**Activity:**
Scan the entries below. Return every line that includes "ylabel".

::: Records supplied :::

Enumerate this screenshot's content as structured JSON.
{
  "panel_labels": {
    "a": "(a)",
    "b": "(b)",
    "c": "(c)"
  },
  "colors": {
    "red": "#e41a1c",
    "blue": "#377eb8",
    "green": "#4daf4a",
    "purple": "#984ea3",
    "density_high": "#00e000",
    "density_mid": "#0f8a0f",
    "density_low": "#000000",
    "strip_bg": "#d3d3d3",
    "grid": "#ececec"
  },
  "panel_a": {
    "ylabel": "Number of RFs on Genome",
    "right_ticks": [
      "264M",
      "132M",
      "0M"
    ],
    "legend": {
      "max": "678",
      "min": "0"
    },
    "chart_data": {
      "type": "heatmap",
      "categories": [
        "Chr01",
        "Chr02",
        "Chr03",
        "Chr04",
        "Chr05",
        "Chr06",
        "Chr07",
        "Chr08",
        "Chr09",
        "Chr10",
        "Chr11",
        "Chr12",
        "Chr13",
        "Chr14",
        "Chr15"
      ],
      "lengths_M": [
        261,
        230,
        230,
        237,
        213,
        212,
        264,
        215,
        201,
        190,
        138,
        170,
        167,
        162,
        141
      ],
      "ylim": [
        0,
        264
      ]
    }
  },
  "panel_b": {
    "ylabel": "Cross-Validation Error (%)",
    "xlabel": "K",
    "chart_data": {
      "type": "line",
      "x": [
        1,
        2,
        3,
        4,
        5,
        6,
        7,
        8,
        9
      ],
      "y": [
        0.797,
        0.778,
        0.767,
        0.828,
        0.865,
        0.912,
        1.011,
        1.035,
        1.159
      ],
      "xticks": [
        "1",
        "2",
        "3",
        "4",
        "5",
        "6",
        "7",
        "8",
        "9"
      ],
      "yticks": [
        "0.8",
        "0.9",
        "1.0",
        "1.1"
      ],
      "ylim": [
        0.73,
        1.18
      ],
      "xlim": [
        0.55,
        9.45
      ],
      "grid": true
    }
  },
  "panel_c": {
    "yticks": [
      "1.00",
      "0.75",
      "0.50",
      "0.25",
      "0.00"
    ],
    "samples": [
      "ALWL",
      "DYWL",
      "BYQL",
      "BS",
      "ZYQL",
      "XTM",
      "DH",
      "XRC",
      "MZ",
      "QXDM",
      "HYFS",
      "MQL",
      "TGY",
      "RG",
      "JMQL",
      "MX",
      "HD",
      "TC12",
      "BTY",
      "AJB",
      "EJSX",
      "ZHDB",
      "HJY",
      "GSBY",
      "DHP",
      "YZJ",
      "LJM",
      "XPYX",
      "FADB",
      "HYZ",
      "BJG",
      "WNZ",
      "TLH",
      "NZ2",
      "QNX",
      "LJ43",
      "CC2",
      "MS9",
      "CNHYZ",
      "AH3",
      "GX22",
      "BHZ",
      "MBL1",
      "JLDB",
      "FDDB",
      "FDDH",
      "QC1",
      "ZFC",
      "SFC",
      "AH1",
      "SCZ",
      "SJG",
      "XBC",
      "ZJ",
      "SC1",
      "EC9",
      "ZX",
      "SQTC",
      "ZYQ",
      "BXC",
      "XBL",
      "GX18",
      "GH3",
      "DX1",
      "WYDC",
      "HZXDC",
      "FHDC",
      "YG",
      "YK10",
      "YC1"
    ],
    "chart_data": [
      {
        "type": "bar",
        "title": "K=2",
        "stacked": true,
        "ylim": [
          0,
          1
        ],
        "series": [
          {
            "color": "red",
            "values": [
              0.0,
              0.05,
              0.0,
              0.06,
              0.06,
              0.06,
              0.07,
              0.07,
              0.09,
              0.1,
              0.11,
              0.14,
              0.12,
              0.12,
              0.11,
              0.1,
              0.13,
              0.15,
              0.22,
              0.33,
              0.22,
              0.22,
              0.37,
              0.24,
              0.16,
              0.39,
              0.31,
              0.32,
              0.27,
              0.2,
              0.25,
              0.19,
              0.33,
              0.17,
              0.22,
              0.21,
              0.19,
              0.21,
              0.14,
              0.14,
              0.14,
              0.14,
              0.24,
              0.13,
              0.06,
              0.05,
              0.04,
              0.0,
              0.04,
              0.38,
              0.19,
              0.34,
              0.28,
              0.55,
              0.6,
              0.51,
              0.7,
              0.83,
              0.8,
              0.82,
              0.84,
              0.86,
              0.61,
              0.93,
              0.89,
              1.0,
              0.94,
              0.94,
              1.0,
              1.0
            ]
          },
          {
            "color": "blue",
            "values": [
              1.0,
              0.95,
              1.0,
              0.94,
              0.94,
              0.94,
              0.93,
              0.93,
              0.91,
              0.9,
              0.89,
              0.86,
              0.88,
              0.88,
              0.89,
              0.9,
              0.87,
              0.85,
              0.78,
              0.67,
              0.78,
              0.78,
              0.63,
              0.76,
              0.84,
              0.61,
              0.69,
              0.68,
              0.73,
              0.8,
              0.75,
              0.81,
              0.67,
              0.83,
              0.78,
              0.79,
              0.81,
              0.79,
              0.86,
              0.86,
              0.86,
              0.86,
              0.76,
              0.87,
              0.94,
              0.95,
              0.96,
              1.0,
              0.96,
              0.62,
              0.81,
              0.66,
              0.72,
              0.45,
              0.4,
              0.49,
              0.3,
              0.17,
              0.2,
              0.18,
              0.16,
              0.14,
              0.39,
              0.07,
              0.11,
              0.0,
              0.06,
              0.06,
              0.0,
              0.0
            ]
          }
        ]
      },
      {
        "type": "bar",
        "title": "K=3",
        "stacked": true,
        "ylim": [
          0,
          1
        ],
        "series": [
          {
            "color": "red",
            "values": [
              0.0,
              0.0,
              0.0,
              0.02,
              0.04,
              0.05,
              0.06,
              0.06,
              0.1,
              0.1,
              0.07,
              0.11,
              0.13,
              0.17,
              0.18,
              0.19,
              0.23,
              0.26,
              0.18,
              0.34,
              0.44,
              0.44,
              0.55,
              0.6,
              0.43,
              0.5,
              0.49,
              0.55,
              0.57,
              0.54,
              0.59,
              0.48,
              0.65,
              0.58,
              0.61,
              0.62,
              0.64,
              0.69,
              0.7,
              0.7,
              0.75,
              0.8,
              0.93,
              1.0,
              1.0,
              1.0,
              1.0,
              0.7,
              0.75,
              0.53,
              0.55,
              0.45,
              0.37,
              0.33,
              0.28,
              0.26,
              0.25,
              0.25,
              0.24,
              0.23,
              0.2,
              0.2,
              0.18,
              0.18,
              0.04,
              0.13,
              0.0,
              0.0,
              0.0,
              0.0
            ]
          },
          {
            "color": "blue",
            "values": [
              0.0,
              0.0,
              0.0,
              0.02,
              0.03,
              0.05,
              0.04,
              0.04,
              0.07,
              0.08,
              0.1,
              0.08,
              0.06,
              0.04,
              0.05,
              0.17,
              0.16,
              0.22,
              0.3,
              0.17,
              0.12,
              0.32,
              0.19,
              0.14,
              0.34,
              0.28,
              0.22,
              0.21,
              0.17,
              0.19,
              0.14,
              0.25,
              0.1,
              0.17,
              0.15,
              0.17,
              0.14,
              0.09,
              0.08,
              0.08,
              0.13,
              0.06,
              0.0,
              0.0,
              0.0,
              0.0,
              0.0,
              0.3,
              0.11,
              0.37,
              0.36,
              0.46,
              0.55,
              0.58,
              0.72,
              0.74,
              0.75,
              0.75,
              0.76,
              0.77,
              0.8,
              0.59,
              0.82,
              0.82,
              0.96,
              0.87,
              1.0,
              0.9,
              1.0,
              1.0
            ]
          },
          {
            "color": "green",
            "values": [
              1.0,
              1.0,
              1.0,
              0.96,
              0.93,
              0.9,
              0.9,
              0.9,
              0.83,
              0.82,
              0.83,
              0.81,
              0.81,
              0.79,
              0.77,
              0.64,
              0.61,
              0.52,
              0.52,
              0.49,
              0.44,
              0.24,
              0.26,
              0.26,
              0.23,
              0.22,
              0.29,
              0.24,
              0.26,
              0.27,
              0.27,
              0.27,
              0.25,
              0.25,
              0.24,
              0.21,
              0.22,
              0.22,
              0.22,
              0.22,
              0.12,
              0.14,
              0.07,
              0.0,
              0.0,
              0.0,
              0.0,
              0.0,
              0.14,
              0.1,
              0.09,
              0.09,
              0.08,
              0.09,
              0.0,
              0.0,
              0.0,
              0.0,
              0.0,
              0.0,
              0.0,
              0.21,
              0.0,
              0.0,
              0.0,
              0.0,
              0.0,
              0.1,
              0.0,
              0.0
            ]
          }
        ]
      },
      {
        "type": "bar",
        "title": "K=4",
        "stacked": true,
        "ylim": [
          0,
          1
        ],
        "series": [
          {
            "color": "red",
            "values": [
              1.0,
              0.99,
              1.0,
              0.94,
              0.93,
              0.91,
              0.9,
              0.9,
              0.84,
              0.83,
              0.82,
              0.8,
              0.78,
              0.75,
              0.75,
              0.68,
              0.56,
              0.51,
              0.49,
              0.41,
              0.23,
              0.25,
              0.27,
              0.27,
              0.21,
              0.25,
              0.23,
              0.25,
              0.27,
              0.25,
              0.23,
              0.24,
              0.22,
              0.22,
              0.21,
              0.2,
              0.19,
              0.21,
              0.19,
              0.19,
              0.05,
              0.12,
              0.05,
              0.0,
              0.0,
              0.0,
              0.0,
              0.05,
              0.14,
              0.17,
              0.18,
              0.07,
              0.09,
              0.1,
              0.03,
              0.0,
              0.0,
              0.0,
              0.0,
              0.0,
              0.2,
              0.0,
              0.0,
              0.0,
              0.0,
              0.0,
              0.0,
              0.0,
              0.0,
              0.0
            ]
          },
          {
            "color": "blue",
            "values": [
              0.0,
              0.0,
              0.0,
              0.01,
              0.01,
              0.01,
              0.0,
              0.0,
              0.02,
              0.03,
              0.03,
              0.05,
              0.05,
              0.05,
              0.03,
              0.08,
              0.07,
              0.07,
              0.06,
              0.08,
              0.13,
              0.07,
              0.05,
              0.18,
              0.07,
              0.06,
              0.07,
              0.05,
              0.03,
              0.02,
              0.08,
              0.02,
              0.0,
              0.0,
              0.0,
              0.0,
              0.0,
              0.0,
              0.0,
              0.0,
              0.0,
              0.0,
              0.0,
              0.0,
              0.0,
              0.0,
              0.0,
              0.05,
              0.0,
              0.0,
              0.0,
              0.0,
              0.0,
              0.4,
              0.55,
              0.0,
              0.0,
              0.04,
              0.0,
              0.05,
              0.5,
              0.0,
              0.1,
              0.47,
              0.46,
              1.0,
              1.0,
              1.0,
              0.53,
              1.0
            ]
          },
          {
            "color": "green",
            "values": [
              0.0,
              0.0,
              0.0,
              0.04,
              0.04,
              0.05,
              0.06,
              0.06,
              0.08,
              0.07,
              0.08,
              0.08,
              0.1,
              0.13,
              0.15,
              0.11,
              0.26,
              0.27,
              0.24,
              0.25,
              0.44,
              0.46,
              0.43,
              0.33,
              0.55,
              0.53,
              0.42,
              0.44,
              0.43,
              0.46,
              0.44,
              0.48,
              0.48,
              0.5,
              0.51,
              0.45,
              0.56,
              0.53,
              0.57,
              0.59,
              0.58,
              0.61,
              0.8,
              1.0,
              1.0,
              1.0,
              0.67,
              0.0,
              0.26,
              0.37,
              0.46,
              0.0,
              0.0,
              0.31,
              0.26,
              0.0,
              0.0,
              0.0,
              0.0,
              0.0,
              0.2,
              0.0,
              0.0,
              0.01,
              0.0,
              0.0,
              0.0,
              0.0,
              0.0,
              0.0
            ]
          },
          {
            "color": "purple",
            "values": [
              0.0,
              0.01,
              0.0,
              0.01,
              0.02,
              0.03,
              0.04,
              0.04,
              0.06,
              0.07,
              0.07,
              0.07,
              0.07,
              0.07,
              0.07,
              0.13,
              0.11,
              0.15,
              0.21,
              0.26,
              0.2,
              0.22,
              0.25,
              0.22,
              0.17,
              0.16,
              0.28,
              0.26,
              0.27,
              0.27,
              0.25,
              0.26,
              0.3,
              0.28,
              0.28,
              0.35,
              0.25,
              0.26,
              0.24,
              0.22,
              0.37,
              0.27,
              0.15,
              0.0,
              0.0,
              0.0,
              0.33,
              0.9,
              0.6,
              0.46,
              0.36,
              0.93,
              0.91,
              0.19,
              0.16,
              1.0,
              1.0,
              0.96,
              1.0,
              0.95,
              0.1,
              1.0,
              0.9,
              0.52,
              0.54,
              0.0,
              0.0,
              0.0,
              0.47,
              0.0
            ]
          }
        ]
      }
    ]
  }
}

:::

**Response for this exercise:**
    "ylabel": "Number of RFs on Genome",
    "ylabel": "Cross-Validation Error (%)",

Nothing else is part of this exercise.